[Travail à faire]:
a – Recopiez sans rien changer tout le passage de l'article sur Mor-Anna Sokhna qui va de « Sur le continent » jusqu'à « qu’un prêt classique. ».
b – Répondez aux questions suivantes d'après l'article sur Mor-Anna Sokhna.
(i) Selon l'Agence française de développement, quelle part des petites et moyennes entreprises africaines a accès au prêt bancaire ?
(ii) En quelle année Mor-Anna Sokhna a-t-il lu le livre de Fatou Diome ?
(iii) Avec qui se lance-t-il dans des projets d'investissements en 2016 ?
c – Dans l'article sur Mor-Anna Sokhna, présentez sous forme de liste le paragraphe qui commence par « En 2016, il s'embarque », en conservant ses faits principaux.

[Texte à lire]:
Sur le continent africain, ce n’est pas l’envie d’entreprendre qui manque. Ce sont les financements. D’après l’Agence française de développement, seules 20% des petites et moyennes entreprises ont accès au prêt bancaire. Et 87% des start-up n’ont accès à aucun financement. Pour les entreprises de petite taille, portées par des femmes notamment, le microcrédit peut être une solution. Mais ses taux d’intérêt sont généralement plus élevés qu’un prêt classique.
Ces problématiques, Mor-Anna Sokhna les découvre au fil de ses rencontres. De ses lectures. De ses voyages au Sénégal d’où sont originaires ses parents. Marseillais de naissance, apporteur d’affaires en Suisse, il est animé depuis son plus jeune âge d’une soif d’entreprendre. Une envie qui, au fil du temps, se teinte d’une quête d’utilité sociale.

Pouvoir d’agir
« Je pense que mon envie d’agir a commencé en 2015, quand j’ai lu le livre de Fatou Diome : Le Ventre de l’Atlantique », raconte-t-il depuis les locaux marseillais de l’association Les Déterminés qui l’accompagne dans son aventure d’entrepreneur social. « Ce livre traite des flux migratoires par voie dangereuse entre l’Afrique et l’Europe. Quand je l’ai lu, je me suis demandé ce que je pouvais faire à mon échelle ». L’Afrique, il n’y est allé que deux fois à ce moment-là. Ses parents sont sénégalais, arrivés en France dans les années 1980. « Je me suis promis de créer une centaine d’emplois sur ce continent d’ici la fin de ma carrière ».
En 2016, il s’embarque dans des projets d’investissements avec ses cousins. Sans grand succès. Trop jeune. Pas sur place… Qu’à cela ne tienne, il en garde le sentiment qu’il est bel et bien possible d’agir pour soutenir le développement économique en Afrique. Continent qu’il apprend petit à petit à connaître. En en saisissant les différentes nuances.

[Données fournies]:

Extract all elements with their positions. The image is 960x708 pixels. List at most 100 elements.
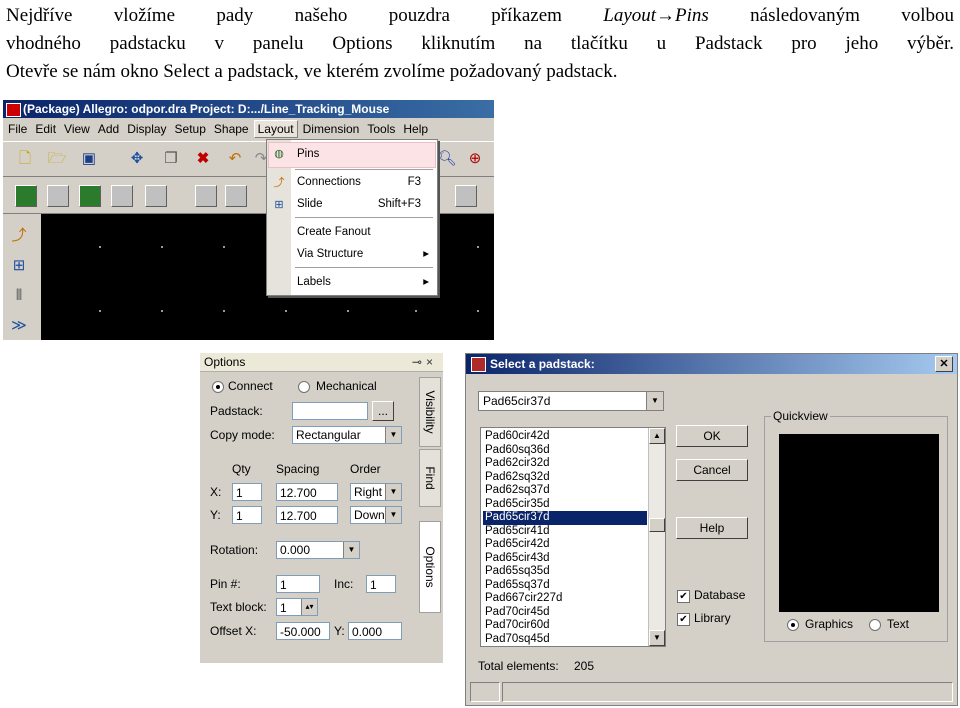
x-spacing-field[interactable]: 12.700 [276, 483, 338, 501]
list-item[interactable]: Pad70cir60d [483, 619, 647, 633]
ok-button[interactable]: OK [676, 425, 748, 447]
grid-icon[interactable] [225, 185, 247, 207]
menu-help[interactable]: Help [400, 119, 431, 139]
library-checkbox[interactable]: ✔ [677, 613, 690, 626]
grid-dot [477, 310, 479, 312]
pin-number-field[interactable]: 1 [276, 575, 320, 593]
database-checkbox[interactable]: ✔ [677, 590, 690, 603]
zoom-icon[interactable]: 🔍︎ [437, 149, 457, 169]
list-item[interactable]: Pad65sq35d [483, 565, 647, 579]
tab-find[interactable]: Find [419, 449, 441, 507]
list-item[interactable]: Pad667cir227d [483, 592, 647, 606]
y-order-select[interactable]: Down ▼ [350, 506, 402, 524]
open-folder-icon[interactable]: 🗁 [47, 149, 67, 169]
list-item[interactable]: Pad65cir35d [483, 498, 647, 512]
menu-item-connections[interactable]: Connections F3 [297, 173, 431, 191]
menu-view[interactable]: View [61, 119, 93, 139]
list-item[interactable]: Pad60sq36d [483, 444, 647, 458]
padstack-browse-button[interactable]: ... [372, 401, 394, 421]
menu-layout[interactable]: Layout [253, 120, 298, 138]
offset-y-field[interactable]: 0.000 [348, 622, 402, 640]
tab-options[interactable]: Options [419, 521, 441, 613]
menu-display[interactable]: Display [124, 119, 169, 139]
scroll-thumb[interactable] [649, 518, 665, 532]
list-item[interactable]: Pad62sq32d [483, 471, 647, 485]
radio-graphics[interactable] [787, 619, 799, 631]
outline-toggle-icon[interactable] [145, 185, 167, 207]
undo-icon[interactable]: ↶ [225, 149, 245, 169]
menu-item-slide[interactable]: Slide Shift+F3 [297, 195, 431, 213]
list-item[interactable]: Pad70sq45d [483, 633, 647, 647]
route-icon[interactable]: ⤴ [9, 226, 29, 246]
x-qty-field[interactable]: 1 [232, 483, 262, 501]
delete-icon[interactable]: ✖ [193, 149, 213, 169]
y-label: Y: [210, 508, 221, 522]
grid-dot [223, 246, 225, 248]
menu-add[interactable]: Add [95, 119, 122, 139]
cancel-button[interactable]: Cancel [676, 459, 748, 481]
y-spacing-field[interactable]: 12.700 [276, 506, 338, 524]
save-icon[interactable]: ▣ [79, 149, 99, 169]
menu-dimension[interactable]: Dimension [300, 119, 363, 139]
options-header: Options ⊸× [200, 353, 443, 372]
text-block-spinner[interactable]: 1 ▴▾ [276, 598, 318, 616]
new-file-icon[interactable]: 🗋 [15, 149, 35, 169]
slide-icon[interactable]: ⊞ [9, 256, 29, 276]
scroll-up-icon[interactable]: ▲ [649, 428, 665, 444]
text-label: Text [887, 617, 910, 631]
menu-setup[interactable]: Setup [172, 119, 209, 139]
copy-icon[interactable]: ❐ [161, 149, 181, 169]
menu-tools[interactable]: Tools [364, 119, 398, 139]
snap-icon[interactable] [195, 185, 217, 207]
list-item[interactable]: Pad60cir42d [483, 430, 647, 444]
move-icon[interactable]: ✥ [127, 149, 147, 169]
radio-connect[interactable] [212, 381, 224, 393]
via-icon[interactable]: ≫ [9, 316, 29, 336]
layer-toggle-icon[interactable] [15, 185, 37, 207]
tab-visibility[interactable]: Visibility [419, 377, 441, 447]
column-spacing: Spacing [276, 462, 320, 476]
library-label: Library [694, 611, 731, 625]
pad-toggle-icon[interactable] [47, 185, 69, 207]
rotation-select[interactable]: 0.000 ▼ [276, 541, 360, 559]
menu-file[interactable]: File [5, 119, 30, 139]
list-item[interactable]: Pad65cir43d [483, 552, 647, 566]
pin-icon[interactable]: ⊸ [412, 355, 426, 369]
menu-item-via-structure[interactable]: Via Structure ▸ [297, 245, 431, 263]
list-item[interactable]: Pad65cir42d [483, 538, 647, 552]
etch-toggle-icon[interactable] [79, 185, 101, 207]
list-item[interactable]: Pad65sq37d [483, 579, 647, 593]
select-padstack-dialog: Select a padstack: ✕ Pad65cir37d ▼ Pad60c… [465, 353, 958, 706]
close-icon[interactable]: ✕ [935, 356, 953, 372]
menu-shape[interactable]: Shape [211, 119, 252, 139]
menu-item-pins[interactable]: Pins [297, 145, 431, 163]
radio-mechanical[interactable] [298, 381, 310, 393]
fanout-icon[interactable]: ⫴ [9, 286, 29, 306]
view-icon[interactable] [455, 185, 477, 207]
list-scrollbar[interactable]: ▲ ▼ [648, 428, 665, 646]
menu-item-labels[interactable]: Labels ▸ [297, 273, 431, 291]
list-item-selected[interactable]: Pad65cir37d [483, 511, 647, 525]
slide-shortcut: Shift+F3 [377, 198, 421, 210]
scroll-down-icon[interactable]: ▼ [649, 630, 665, 646]
help-button[interactable]: Help [676, 517, 748, 539]
padstack-combo[interactable]: Pad65cir37d ▼ [478, 391, 664, 411]
list-item[interactable]: Pad62cir32d [483, 457, 647, 471]
list-item[interactable]: Pad62sq37d [483, 484, 647, 498]
menu-item-create-fanout[interactable]: Create Fanout [297, 223, 431, 241]
offset-x-field[interactable]: -50.000 [276, 622, 330, 640]
menu-edit[interactable]: Edit [32, 119, 59, 139]
spinner-arrows-icon[interactable]: ▴▾ [301, 599, 317, 615]
padstack-list[interactable]: Pad60cir42d Pad60sq36d Pad62cir32d Pad62… [480, 427, 666, 647]
y-qty-field[interactable]: 1 [232, 506, 262, 524]
shape-toggle-icon[interactable] [111, 185, 133, 207]
close-icon[interactable]: × [426, 355, 437, 369]
x-order-select[interactable]: Right ▼ [350, 483, 402, 501]
list-item[interactable]: Pad70cir45d [483, 606, 647, 620]
padstack-field[interactable] [292, 402, 368, 420]
zoom-in-icon[interactable]: ⊕ [465, 149, 485, 169]
copy-mode-select[interactable]: Rectangular ▼ [292, 426, 402, 444]
radio-text[interactable] [869, 619, 881, 631]
list-item[interactable]: Pad65cir41d [483, 525, 647, 539]
inc-field[interactable]: 1 [366, 575, 396, 593]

[Réponses attendues]:
a –
Sur le continent africain, ce n’est pas l’envie d’entreprendre qui manque. Ce sont les financements. D’après l’Agence française de développement, seules 20% des petites et moyennes entreprises ont accès au prêt bancaire. Et 87% des start-up n’ont accès à aucun financement. Pour les entreprises de petite taille, portées par des femmes notamment, le microcrédit peut être une solution. Mais ses taux d’intérêt sont généralement plus élevés qu’un prêt classique.

b –
(i) 20 %.
(ii) En 2015.
(iii) Avec ses cousins.

c –
- 2016 : projets d'investissements avec ses cousins, sans grand succès.
- Raisons de l'échec : il est trop jeune et n'est pas sur place.
- Bilan : il reste convaincu qu'il est possible d'agir pour soutenir le développement économique en Afrique.
- Il apprend peu à peu à connaître ce continent et ses différentes nuances.